PROBLEM DETAILS: Rewrite the records starting with the line containing "Patent image size: (803, 1188)." and going on through the line containing "The cylinder 13 is at (538, 712)." as a two-column CSV with the headers text and answer. Give one row per record, with its text and its answer each in a single quoted field and line breaks replaced by spaces.

DATA FOR THIS EXERCISE:

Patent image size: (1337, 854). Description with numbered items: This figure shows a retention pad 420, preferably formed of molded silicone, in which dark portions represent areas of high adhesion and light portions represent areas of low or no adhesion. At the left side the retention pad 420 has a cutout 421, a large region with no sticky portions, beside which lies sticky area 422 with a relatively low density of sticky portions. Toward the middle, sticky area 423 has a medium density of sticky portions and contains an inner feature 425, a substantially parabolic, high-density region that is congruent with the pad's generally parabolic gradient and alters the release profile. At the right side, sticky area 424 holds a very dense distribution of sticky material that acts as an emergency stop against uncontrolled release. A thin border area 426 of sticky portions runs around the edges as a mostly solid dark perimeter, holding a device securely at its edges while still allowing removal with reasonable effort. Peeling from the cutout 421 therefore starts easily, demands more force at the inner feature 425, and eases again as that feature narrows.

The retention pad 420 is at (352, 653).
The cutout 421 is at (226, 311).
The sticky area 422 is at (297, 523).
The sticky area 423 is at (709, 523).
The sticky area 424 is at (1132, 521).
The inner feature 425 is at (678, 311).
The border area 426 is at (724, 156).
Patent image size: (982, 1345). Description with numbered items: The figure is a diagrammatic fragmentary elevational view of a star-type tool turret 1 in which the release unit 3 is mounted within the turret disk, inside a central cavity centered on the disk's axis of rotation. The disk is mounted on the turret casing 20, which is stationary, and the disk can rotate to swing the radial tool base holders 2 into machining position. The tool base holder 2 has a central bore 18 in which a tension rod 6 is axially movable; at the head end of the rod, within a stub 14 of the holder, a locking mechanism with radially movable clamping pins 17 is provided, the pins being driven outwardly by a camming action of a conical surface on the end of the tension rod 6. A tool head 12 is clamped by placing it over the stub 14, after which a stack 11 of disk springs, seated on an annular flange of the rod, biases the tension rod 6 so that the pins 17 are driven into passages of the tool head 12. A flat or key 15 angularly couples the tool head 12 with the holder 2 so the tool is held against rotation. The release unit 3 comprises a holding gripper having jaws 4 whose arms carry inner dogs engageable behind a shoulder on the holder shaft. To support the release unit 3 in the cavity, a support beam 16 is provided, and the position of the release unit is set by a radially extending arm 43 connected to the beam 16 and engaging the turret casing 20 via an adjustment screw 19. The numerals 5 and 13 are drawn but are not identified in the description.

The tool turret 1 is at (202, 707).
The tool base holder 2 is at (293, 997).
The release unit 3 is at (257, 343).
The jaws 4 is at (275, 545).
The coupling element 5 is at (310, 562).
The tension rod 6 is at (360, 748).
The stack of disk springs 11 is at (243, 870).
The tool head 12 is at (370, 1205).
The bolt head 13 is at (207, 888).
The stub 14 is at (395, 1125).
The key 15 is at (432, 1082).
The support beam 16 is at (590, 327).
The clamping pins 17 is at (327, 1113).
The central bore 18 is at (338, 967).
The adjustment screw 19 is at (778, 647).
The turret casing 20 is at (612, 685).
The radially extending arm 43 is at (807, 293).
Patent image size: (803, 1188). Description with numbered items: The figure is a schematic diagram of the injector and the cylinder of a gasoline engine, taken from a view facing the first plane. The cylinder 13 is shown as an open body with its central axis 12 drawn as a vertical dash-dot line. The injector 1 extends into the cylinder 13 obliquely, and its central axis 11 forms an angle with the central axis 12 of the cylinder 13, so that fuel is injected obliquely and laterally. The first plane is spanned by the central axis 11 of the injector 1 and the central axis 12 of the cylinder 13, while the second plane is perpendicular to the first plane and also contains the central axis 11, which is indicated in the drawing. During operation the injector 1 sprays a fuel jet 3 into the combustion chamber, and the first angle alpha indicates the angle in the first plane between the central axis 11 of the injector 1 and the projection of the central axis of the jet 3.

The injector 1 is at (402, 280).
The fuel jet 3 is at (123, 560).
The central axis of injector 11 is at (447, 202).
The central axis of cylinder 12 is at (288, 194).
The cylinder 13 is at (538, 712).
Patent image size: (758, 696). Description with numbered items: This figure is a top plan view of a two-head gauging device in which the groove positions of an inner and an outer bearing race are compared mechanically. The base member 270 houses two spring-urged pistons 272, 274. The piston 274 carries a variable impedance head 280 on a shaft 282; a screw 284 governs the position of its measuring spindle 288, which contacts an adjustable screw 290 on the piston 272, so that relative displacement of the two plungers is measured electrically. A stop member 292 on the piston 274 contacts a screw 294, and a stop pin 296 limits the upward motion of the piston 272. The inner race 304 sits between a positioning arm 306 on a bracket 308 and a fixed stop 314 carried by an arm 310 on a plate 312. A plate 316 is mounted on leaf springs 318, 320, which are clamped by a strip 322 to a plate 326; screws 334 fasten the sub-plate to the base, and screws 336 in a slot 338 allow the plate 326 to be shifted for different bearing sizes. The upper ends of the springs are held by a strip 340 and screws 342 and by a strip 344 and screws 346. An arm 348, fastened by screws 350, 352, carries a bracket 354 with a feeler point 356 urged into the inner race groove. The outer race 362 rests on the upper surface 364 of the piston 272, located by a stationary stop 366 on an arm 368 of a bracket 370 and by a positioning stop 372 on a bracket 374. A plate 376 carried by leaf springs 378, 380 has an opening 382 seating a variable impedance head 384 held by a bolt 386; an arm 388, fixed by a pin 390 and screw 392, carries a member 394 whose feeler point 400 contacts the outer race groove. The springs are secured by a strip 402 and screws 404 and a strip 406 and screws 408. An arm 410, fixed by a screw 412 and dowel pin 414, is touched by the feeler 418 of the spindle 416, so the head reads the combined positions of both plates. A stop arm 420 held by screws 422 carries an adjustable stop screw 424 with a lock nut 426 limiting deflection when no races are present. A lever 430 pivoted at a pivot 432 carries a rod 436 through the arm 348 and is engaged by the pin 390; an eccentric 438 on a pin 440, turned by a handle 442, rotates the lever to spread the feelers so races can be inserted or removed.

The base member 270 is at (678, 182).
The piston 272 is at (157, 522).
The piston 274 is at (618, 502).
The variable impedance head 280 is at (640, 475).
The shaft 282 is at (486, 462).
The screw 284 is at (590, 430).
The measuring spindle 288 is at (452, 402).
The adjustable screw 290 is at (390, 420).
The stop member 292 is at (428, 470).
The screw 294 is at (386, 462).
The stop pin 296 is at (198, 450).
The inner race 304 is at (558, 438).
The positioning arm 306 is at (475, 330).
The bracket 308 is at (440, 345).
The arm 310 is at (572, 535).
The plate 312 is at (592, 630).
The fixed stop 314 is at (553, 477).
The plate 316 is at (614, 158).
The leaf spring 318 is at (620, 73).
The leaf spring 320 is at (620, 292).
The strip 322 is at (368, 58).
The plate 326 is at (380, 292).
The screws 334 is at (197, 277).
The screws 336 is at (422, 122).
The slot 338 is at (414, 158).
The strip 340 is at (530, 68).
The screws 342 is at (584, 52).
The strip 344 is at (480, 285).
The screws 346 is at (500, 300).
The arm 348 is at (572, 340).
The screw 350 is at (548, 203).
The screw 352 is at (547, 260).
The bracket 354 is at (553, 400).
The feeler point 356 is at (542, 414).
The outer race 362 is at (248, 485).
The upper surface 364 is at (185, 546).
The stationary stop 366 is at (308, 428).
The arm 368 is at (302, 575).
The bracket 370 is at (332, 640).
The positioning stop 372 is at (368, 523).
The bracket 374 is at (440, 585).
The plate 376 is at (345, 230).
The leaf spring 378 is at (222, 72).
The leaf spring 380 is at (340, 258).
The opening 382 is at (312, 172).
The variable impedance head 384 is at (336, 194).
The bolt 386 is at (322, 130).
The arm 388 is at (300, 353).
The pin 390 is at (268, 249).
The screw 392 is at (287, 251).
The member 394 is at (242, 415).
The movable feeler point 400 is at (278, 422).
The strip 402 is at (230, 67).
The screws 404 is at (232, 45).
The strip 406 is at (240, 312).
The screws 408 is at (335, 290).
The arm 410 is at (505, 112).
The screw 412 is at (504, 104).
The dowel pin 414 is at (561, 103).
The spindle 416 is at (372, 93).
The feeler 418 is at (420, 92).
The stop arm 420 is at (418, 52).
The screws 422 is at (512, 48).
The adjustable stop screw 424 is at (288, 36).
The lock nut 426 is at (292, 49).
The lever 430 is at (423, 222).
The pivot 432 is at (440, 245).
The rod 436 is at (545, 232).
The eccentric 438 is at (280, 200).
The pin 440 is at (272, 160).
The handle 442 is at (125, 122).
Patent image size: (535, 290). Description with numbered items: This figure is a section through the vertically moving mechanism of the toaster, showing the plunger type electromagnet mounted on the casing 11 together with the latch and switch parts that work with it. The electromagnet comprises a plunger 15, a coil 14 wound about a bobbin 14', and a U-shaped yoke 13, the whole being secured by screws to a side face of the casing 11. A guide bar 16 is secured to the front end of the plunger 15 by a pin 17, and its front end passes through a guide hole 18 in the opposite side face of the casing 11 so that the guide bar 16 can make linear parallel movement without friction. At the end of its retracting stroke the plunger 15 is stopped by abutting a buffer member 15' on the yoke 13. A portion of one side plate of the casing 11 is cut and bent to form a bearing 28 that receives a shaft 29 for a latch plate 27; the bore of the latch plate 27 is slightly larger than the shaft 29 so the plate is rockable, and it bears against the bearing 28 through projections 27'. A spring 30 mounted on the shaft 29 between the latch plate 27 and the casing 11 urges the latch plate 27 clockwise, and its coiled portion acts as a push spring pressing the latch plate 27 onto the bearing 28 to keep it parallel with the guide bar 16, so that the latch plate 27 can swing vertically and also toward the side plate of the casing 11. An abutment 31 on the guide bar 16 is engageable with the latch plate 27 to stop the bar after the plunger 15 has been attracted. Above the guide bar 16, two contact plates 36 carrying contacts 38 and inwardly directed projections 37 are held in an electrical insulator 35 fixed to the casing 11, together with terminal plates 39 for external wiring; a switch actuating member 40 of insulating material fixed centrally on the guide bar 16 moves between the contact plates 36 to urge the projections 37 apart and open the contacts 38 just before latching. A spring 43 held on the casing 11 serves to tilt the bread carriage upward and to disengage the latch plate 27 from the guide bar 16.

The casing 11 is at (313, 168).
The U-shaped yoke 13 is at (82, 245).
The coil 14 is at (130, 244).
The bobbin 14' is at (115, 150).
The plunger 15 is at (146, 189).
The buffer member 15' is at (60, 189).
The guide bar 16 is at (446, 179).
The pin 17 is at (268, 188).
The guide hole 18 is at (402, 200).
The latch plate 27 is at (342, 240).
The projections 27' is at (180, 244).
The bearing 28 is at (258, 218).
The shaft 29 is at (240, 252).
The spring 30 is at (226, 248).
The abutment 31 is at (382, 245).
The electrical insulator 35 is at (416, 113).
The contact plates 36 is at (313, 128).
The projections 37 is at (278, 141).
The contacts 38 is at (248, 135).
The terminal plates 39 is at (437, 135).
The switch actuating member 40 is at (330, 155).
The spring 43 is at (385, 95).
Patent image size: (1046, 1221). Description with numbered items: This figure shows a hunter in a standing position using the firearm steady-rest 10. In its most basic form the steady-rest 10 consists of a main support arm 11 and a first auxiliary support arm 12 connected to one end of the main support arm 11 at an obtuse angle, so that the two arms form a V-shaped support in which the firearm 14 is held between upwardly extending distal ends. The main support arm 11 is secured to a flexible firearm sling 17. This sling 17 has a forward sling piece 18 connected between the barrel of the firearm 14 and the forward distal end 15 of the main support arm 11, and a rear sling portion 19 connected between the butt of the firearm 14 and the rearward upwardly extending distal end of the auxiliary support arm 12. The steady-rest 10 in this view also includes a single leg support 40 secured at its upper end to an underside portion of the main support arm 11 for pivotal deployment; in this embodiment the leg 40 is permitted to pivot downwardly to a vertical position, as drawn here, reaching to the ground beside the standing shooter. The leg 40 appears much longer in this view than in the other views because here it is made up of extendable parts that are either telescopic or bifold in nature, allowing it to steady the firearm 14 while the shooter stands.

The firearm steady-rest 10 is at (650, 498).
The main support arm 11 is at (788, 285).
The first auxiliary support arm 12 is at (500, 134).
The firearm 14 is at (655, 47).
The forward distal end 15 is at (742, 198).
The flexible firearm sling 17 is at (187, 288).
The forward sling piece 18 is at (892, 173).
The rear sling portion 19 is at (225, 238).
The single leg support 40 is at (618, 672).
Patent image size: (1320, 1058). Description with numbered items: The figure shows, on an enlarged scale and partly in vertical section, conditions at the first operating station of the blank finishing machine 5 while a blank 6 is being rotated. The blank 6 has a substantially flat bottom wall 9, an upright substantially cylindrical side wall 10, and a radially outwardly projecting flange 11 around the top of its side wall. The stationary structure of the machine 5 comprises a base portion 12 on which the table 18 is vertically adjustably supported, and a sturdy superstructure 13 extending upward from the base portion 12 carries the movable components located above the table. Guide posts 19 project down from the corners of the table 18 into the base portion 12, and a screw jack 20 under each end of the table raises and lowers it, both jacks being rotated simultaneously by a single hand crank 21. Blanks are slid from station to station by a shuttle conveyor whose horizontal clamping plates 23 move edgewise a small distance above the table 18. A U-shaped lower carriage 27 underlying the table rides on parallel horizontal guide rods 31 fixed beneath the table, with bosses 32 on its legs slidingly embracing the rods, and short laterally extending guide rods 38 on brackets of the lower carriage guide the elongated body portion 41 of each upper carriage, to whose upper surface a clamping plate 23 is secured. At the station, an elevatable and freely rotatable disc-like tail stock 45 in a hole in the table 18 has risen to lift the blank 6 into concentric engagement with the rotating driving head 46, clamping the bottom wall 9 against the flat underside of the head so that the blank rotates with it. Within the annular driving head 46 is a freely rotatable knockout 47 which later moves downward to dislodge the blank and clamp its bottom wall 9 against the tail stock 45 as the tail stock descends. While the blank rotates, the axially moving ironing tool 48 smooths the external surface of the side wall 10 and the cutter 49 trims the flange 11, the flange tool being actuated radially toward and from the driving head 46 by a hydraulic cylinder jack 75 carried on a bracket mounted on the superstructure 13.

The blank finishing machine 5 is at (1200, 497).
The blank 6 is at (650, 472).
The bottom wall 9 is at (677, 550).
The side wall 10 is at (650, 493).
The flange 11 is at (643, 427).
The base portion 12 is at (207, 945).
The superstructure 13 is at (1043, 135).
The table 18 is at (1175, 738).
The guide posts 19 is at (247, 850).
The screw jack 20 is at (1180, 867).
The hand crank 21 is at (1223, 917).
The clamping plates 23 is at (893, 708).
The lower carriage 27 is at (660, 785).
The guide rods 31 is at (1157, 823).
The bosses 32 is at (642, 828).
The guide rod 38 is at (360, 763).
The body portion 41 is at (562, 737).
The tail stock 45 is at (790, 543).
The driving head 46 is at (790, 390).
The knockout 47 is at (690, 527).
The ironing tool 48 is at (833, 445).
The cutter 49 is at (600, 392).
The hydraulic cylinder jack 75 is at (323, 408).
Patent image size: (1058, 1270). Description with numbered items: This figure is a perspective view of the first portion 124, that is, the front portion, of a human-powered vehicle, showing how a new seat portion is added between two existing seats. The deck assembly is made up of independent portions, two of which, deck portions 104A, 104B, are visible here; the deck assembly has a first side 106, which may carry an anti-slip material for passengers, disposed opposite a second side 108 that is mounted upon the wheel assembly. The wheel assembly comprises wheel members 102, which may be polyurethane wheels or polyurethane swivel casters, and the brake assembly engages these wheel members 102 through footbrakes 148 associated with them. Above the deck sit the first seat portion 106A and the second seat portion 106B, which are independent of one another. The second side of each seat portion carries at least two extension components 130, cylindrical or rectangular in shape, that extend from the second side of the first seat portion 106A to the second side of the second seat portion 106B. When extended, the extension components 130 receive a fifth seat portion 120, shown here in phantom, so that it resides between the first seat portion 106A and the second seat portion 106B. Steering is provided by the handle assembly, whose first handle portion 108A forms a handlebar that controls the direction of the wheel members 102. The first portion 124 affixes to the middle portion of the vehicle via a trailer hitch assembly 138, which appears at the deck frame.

RESULT FOR THIS TASK:
text,answer
"Patent image size: (803, 1188). Description with numbered items: The figure is a schematic diagram of the injector and the cylinder of a gasoline engine, taken from a view facing the first plane. The cylinder 13 is shown as an open body with its central axis 12 drawn as a vertical dash-dot line. The injector 1 extends into the cylinder 13 obliquely, and its central axis 11 forms an angle with the central axis 12 of the cylinder 13, so that fuel is injected obliquely and laterally. The first plane is spanned by the central axis 11 of the injector 1 and the central axis 12 of the cylinder 13, while the second plane is perpendicular to the first plane and also contains the central axis 11, which is indicated in the drawing. During operation the injector 1 sprays a fuel jet 3 into the combustion chamber, and the first angle alpha indicates the angle in the first plane between the central axis 11 of the injector 1 and the projection of the central axis of the jet 3.","The injector 1 is at (402, 280). The fuel jet 3 is at (123, 560). The central axis of injector 11 is at (447, 202). The central axis of cylinder 12 is at (288, 194). The cylinder 13 is at (538, 712)."